_Challenge_:
Select each line where the word "JSON" appears.
──────── Data for this exercise ────────
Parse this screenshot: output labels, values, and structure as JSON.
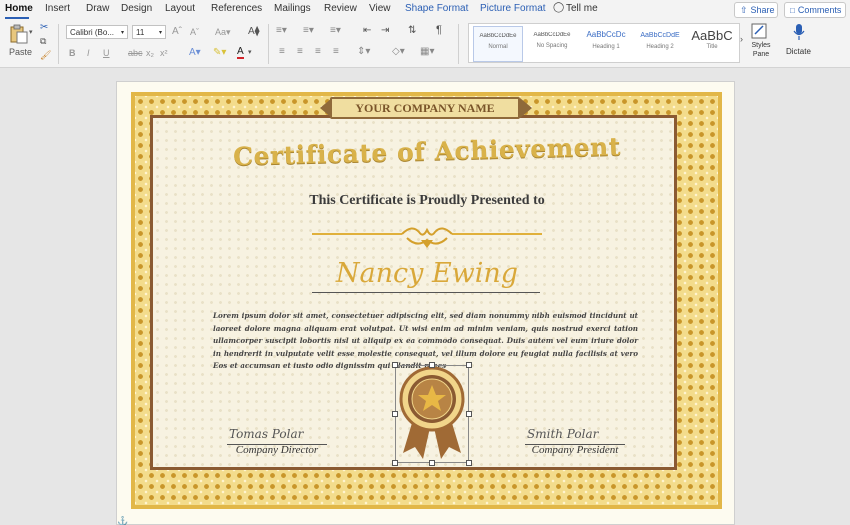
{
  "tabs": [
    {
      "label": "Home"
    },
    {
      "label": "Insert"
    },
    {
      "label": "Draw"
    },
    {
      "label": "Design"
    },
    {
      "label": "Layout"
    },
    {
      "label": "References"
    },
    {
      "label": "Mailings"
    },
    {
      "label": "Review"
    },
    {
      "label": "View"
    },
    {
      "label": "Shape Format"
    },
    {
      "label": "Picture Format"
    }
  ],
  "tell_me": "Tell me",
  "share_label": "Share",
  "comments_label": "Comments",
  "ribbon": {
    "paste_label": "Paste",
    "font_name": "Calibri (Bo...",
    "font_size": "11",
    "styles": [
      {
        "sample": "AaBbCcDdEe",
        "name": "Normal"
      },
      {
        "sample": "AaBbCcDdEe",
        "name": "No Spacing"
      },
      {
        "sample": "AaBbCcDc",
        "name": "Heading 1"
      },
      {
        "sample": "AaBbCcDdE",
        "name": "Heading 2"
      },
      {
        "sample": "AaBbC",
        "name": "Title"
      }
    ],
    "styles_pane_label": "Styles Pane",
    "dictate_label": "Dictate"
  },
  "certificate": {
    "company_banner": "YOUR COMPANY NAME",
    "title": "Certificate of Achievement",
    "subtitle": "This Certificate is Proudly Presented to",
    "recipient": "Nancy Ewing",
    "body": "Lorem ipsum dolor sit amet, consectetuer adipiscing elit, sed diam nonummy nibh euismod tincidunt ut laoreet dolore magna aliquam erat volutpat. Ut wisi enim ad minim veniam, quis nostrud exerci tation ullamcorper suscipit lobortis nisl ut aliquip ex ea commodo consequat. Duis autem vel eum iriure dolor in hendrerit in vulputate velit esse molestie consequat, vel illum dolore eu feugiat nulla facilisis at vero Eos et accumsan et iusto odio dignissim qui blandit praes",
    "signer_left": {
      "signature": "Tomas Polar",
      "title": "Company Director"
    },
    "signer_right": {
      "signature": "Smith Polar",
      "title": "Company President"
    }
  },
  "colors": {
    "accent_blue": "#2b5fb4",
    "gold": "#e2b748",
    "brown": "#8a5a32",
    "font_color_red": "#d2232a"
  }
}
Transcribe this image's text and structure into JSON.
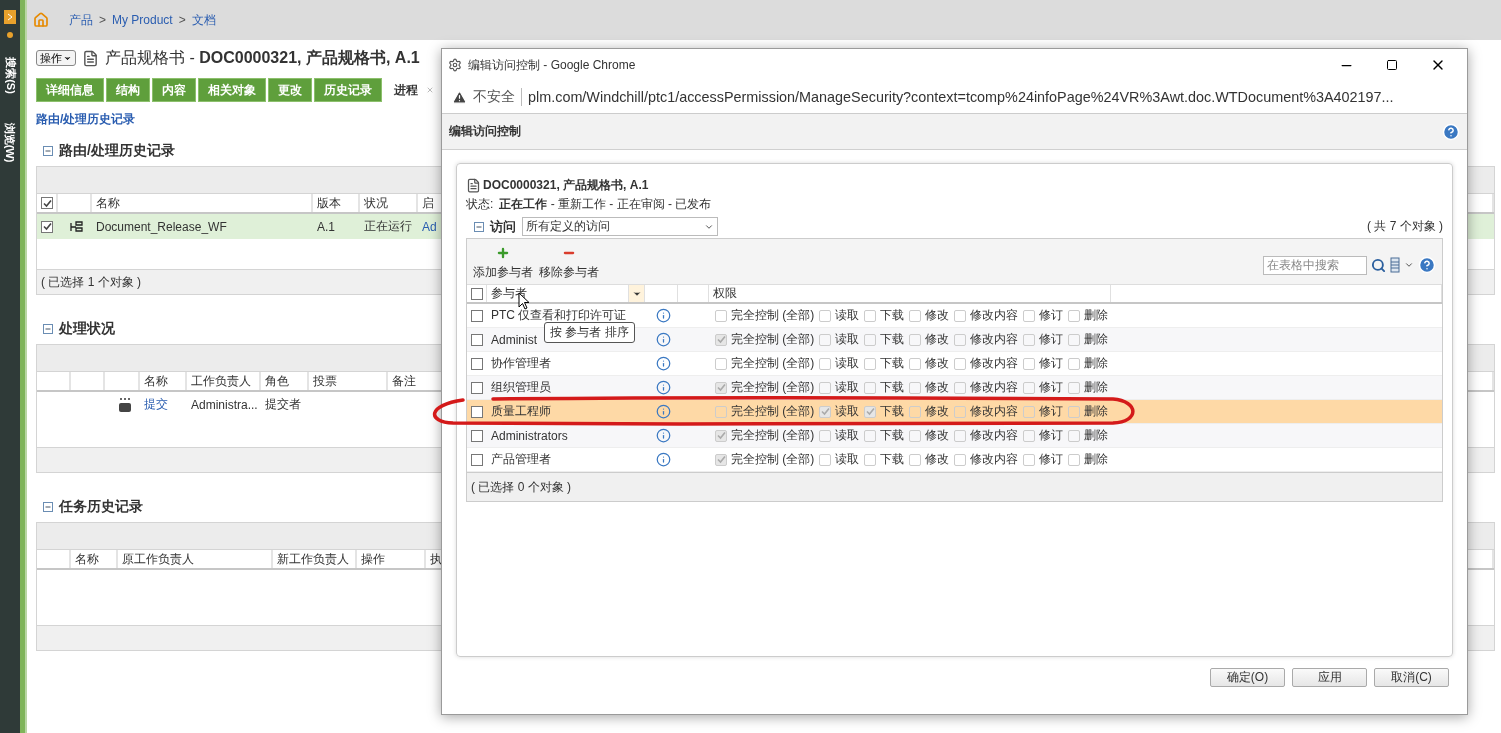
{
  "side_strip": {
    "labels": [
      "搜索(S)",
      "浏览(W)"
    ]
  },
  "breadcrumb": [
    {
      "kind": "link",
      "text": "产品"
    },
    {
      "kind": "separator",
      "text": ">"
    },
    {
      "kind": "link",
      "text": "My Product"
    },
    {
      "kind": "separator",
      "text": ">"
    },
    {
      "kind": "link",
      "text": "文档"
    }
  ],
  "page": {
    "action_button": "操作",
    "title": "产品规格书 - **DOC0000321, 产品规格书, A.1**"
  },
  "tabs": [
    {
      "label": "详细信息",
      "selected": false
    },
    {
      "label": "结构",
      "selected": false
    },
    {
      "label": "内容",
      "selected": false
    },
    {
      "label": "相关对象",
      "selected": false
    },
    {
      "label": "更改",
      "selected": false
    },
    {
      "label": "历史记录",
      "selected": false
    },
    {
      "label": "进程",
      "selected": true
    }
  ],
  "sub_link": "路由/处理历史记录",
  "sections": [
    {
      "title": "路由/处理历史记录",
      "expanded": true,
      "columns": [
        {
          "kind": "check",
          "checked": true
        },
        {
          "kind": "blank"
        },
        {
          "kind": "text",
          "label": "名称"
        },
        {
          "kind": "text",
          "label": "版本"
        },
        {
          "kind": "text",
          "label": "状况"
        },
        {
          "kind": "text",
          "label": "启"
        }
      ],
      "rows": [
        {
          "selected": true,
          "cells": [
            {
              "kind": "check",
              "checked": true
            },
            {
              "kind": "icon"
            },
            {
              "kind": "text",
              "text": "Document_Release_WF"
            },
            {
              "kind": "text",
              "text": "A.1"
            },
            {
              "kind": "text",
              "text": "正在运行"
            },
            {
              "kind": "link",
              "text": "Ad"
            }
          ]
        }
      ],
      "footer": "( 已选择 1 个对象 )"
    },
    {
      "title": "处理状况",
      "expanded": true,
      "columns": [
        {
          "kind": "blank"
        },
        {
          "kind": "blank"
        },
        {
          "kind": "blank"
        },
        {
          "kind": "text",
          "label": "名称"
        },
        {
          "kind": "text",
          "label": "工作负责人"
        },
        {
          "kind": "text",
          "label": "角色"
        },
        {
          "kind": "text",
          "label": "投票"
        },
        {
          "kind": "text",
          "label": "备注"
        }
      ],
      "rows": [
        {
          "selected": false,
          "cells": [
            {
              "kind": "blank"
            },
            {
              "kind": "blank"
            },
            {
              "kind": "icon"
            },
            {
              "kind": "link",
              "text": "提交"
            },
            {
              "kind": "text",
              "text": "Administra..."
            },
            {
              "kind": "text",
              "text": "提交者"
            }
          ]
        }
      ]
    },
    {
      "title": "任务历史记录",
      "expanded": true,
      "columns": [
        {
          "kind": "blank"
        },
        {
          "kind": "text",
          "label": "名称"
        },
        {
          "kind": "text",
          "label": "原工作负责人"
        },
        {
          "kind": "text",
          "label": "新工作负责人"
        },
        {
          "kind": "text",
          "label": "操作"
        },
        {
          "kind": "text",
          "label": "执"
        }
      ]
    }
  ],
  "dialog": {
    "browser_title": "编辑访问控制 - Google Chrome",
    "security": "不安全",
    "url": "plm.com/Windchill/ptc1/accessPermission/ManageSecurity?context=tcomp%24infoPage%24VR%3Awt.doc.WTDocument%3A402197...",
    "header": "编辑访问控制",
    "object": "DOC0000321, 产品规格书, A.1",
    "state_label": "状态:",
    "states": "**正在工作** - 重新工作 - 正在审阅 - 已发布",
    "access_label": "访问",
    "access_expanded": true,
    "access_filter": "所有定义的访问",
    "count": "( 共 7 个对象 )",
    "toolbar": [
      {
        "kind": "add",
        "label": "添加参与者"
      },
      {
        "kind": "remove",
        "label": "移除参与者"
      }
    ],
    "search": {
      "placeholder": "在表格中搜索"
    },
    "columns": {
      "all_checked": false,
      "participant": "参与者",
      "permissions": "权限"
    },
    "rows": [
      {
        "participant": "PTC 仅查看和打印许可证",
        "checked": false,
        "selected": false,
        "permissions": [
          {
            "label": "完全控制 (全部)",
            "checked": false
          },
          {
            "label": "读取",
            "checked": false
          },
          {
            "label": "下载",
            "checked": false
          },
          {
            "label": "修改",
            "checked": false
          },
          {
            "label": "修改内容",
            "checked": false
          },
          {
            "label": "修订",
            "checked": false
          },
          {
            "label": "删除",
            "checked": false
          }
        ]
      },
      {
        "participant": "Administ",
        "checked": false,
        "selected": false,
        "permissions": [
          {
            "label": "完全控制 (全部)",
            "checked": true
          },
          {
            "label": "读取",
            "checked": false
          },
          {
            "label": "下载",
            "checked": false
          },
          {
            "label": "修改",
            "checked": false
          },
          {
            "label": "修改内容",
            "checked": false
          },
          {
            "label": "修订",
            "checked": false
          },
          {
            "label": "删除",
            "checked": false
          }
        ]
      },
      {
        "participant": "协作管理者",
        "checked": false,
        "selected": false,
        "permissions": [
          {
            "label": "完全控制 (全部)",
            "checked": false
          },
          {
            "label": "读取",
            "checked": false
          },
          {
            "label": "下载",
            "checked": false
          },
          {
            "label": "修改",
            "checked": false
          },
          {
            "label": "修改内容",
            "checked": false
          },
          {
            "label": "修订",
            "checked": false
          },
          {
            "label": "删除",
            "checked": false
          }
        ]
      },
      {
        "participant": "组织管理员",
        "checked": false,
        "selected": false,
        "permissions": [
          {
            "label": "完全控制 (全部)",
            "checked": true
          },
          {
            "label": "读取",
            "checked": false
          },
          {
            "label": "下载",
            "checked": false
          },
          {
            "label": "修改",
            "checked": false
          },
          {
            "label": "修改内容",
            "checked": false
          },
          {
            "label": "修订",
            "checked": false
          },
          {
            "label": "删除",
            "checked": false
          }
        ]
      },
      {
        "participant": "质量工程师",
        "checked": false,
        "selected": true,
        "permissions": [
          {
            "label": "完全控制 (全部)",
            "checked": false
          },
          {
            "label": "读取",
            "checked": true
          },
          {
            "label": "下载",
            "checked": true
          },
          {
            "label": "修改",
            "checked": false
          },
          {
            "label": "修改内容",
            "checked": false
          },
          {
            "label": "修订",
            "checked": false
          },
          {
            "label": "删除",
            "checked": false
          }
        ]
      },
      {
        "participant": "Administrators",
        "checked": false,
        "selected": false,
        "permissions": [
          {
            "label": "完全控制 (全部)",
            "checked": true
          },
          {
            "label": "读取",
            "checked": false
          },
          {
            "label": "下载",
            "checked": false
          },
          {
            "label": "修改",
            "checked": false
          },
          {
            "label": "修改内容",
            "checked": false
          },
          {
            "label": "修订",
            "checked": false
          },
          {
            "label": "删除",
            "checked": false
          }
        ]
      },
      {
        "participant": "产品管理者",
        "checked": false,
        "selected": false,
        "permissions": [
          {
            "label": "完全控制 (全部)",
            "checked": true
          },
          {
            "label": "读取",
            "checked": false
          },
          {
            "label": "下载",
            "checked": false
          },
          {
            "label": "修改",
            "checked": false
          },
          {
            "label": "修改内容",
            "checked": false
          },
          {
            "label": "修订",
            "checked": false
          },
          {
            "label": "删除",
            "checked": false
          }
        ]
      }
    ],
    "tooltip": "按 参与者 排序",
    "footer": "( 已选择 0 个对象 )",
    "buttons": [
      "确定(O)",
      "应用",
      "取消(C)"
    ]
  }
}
────────
_Worked solution_:
Parse this screenshot: output labels, values, and structure as JSON.
Transcribe this image's text and structure into JSON.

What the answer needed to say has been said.